>> begin Supplied records

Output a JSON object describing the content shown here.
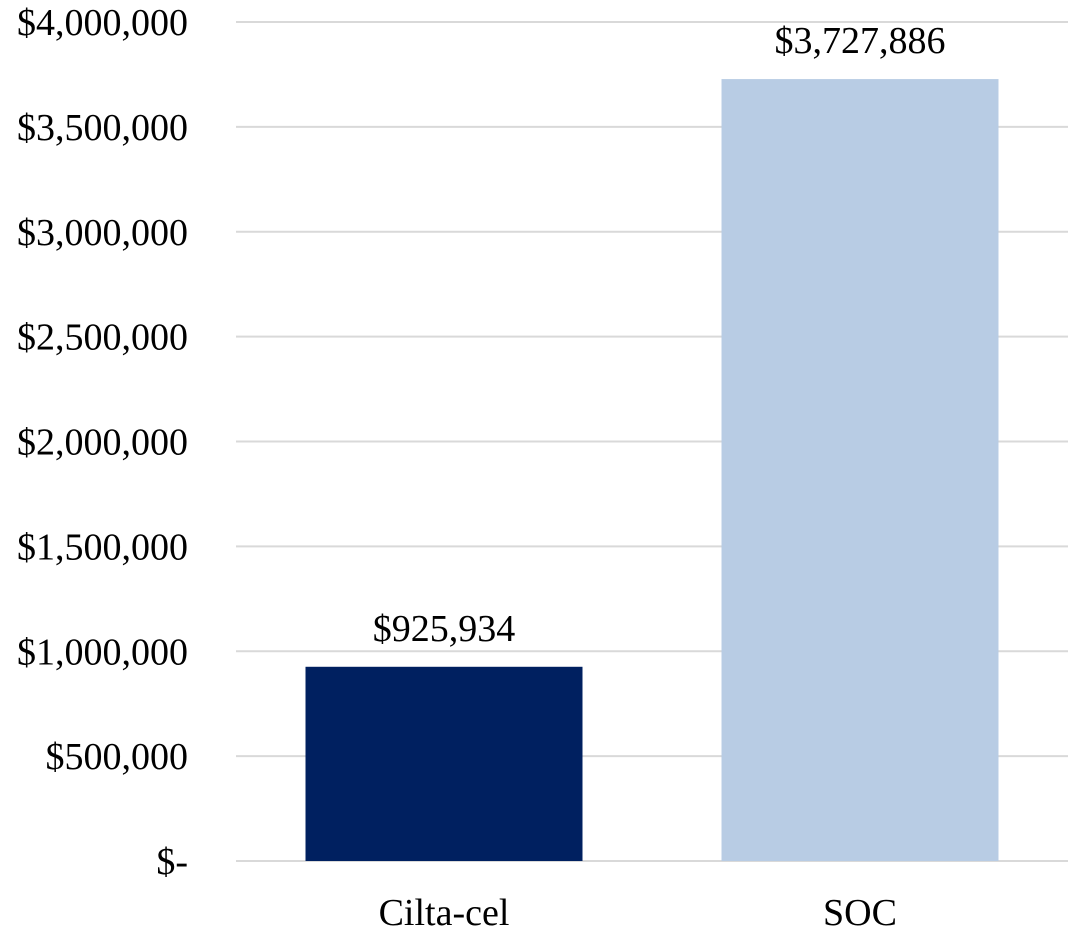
{
  "chart_data": {
    "type": "bar",
    "categories": [
      "Cilta-cel",
      "SOC"
    ],
    "values": [
      925934,
      3727886
    ],
    "data_labels": [
      "$925,934",
      "$3,727,886"
    ],
    "bar_colors": [
      "#002060",
      "#b8cce4"
    ],
    "ylim": [
      0,
      4000000
    ],
    "y_ticks": [
      0,
      500000,
      1000000,
      1500000,
      2000000,
      2500000,
      3000000,
      3500000,
      4000000
    ],
    "y_tick_labels": [
      "$-",
      "$500,000",
      "$1,000,000",
      "$1,500,000",
      "$2,000,000",
      "$2,500,000",
      "$3,000,000",
      "$3,500,000",
      "$4,000,000"
    ],
    "grid": true,
    "gridline_color": "#d9d9d9",
    "title": "",
    "xlabel": "",
    "ylabel": ""
  }
}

>> end Supplied records

Except for the pictures, reproduce every line exactly.

Output a JSON object describing the content shown here.
{
  "chart_data": {
    "type": "bar",
    "categories": [
      "Cilta-cel",
      "SOC"
    ],
    "values": [
      925934,
      3727886
    ],
    "data_labels": [
      "$925,934",
      "$3,727,886"
    ],
    "bar_colors": [
      "#002060",
      "#b8cce4"
    ],
    "ylim": [
      0,
      4000000
    ],
    "y_ticks": [
      0,
      500000,
      1000000,
      1500000,
      2000000,
      2500000,
      3000000,
      3500000,
      4000000
    ],
    "y_tick_labels": [
      "$-",
      "$500,000",
      "$1,000,000",
      "$1,500,000",
      "$2,000,000",
      "$2,500,000",
      "$3,000,000",
      "$3,500,000",
      "$4,000,000"
    ],
    "grid": true,
    "gridline_color": "#d9d9d9",
    "title": "",
    "xlabel": "",
    "ylabel": ""
  }
}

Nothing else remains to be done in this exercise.